START Source records

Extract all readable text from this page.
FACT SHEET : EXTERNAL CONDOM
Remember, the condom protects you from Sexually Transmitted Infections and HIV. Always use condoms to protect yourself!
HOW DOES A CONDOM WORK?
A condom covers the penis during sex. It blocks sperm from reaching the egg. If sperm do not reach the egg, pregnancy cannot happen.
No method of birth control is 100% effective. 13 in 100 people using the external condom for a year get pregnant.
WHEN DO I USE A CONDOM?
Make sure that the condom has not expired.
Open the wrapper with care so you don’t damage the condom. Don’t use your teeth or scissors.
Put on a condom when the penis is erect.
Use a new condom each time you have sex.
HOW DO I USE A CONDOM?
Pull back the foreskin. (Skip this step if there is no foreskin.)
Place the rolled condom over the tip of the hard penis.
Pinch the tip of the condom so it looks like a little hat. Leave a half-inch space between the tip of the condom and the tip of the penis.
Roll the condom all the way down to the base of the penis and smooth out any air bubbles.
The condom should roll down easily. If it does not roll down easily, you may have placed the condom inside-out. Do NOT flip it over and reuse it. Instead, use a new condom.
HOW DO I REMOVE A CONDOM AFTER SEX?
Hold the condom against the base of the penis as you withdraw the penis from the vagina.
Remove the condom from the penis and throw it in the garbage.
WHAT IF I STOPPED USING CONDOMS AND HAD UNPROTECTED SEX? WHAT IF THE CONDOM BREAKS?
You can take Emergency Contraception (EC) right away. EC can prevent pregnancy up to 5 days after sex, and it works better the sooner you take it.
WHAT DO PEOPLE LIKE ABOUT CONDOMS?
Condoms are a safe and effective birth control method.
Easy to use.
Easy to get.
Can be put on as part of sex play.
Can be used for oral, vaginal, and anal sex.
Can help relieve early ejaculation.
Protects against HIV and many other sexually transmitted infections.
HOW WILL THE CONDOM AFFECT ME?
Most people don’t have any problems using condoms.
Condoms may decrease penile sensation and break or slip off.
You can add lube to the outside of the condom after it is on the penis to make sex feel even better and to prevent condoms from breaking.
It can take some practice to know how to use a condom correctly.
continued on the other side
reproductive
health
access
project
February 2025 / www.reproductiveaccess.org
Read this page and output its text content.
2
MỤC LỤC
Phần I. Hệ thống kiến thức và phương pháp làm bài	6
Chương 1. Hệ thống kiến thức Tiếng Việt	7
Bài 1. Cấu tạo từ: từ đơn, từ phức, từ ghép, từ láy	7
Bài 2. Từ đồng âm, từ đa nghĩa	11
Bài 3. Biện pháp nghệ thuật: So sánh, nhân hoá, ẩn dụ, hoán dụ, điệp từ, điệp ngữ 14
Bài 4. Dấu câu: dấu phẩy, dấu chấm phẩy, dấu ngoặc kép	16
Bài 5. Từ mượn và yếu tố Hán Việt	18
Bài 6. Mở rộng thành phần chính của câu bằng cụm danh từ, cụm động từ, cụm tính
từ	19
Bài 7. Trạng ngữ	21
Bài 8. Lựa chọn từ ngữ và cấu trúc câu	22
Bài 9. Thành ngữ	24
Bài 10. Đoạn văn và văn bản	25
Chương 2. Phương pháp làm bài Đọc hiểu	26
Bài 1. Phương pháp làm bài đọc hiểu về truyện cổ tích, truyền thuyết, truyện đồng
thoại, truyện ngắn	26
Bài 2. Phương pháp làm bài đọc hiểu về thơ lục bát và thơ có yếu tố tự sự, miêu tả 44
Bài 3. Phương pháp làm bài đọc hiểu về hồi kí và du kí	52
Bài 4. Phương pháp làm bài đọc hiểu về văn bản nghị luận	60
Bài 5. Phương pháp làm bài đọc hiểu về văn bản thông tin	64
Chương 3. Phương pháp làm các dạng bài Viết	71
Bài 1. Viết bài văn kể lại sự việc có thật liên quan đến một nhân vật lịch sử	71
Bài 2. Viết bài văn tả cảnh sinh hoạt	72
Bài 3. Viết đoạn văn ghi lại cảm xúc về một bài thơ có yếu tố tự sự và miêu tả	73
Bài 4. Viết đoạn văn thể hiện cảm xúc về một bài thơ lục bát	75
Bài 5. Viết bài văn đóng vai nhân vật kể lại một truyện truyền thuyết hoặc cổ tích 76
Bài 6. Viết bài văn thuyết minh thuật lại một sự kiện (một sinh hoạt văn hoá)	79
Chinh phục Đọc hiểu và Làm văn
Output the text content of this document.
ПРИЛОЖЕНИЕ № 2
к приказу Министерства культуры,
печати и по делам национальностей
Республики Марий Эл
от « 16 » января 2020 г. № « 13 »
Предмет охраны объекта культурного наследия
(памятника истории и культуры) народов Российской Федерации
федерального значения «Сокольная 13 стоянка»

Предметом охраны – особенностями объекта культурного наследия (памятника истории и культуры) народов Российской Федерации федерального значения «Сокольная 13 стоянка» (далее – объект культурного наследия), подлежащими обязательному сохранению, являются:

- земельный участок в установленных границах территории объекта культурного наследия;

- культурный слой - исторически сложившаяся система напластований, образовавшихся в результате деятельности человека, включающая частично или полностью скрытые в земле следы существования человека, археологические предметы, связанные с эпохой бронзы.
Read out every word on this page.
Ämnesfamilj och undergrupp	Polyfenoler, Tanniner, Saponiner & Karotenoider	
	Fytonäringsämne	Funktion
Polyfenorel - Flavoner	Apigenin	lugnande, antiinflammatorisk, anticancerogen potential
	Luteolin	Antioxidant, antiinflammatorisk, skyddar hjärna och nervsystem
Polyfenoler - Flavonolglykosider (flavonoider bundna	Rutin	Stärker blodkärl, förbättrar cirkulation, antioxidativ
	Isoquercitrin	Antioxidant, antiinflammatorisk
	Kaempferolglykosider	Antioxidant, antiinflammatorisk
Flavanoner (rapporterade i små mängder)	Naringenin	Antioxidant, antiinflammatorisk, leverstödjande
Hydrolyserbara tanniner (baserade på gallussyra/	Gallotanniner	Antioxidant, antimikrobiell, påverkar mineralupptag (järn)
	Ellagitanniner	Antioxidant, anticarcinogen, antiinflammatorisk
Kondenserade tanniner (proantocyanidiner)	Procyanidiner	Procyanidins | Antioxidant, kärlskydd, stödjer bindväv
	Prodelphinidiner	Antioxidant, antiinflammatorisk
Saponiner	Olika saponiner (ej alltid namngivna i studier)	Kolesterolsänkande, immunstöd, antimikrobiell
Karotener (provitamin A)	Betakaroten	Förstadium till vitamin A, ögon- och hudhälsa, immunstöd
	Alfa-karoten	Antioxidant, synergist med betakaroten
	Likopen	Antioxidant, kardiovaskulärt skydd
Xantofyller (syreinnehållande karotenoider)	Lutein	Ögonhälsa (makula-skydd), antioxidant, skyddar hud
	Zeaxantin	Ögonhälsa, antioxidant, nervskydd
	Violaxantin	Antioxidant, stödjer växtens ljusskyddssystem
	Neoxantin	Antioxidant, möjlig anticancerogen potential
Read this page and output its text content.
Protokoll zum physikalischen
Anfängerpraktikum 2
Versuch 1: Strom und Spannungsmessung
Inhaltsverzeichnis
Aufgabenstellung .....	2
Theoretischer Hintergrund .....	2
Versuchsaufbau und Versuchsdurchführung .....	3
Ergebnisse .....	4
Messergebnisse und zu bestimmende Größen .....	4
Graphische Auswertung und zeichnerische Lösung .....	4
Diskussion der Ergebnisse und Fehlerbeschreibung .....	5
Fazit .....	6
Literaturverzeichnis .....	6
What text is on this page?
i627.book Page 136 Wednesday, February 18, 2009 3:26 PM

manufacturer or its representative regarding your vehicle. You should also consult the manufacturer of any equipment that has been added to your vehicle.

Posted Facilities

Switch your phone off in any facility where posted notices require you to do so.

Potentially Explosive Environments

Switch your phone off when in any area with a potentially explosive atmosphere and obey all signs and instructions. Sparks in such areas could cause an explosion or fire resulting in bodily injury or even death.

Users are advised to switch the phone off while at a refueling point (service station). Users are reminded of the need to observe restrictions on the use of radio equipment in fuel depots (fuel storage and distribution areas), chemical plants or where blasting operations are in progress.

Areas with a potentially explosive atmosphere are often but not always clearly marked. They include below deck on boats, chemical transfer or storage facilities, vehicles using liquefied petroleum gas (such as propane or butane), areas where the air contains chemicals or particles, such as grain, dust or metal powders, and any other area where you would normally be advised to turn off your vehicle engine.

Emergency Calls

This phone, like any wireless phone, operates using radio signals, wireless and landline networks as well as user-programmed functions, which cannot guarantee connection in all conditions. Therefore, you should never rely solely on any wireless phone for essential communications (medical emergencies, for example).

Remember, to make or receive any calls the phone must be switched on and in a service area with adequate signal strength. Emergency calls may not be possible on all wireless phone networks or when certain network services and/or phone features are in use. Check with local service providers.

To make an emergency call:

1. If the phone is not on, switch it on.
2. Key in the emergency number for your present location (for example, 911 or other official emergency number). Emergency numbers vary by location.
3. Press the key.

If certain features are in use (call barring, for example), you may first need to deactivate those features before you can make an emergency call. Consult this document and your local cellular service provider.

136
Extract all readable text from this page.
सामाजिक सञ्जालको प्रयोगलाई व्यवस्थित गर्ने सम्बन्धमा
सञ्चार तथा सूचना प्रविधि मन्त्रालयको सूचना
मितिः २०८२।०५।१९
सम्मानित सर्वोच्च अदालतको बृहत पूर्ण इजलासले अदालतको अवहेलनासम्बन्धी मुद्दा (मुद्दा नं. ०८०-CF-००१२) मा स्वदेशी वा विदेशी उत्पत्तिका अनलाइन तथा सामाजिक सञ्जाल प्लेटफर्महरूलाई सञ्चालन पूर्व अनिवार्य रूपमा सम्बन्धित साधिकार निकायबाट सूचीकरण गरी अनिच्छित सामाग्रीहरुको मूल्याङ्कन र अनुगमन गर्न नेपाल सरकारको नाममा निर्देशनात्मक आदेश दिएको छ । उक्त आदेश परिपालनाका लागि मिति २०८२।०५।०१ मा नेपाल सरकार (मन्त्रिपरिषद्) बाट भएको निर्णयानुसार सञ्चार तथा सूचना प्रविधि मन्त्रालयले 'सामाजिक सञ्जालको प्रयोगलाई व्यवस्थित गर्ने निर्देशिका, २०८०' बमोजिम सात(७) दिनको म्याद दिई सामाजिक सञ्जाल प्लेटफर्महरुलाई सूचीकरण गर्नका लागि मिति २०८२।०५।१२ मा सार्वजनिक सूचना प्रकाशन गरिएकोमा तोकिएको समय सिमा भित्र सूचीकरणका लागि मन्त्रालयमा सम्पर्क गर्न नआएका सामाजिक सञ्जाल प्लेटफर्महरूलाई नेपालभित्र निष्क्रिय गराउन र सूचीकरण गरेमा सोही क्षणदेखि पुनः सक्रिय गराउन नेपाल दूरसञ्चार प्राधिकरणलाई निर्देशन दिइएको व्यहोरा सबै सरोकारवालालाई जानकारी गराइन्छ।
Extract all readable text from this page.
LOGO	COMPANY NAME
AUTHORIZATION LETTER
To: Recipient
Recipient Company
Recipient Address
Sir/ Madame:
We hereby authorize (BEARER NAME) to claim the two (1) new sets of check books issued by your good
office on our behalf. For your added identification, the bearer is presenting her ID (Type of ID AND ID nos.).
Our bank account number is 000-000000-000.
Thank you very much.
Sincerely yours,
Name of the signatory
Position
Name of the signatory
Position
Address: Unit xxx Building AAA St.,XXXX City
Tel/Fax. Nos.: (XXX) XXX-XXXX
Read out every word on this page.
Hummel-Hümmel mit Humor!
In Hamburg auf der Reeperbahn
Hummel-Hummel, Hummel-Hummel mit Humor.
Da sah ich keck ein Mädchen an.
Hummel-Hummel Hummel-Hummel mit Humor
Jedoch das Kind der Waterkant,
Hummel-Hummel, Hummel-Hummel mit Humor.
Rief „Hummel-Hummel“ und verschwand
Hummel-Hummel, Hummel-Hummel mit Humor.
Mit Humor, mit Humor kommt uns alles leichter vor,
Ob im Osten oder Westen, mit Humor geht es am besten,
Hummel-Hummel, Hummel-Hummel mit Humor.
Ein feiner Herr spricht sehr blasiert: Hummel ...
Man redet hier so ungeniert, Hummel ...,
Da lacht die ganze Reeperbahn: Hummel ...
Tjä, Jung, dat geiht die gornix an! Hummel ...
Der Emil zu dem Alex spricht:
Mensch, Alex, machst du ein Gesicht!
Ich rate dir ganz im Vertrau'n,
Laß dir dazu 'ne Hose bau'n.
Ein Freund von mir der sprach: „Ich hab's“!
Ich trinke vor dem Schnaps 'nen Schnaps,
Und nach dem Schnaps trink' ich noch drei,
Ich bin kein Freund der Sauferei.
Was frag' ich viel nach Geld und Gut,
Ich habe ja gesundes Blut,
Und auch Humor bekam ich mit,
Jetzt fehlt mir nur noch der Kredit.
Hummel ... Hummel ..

END Source records

▶ [To be done]:
Where does the word "стоянка" appear in the listing? List each line that holds it.

▶ [Final result]:
федерального значения «Сокольная 13 стоянка»
Предметом охраны – особенностями объекта культурного наследия (памятника истории и культуры) народов Российской Федерации федерального значения «Сокольная 13 стоянка» (далее – объект культурного наследия), подлежащими обязательному сохранению, являются:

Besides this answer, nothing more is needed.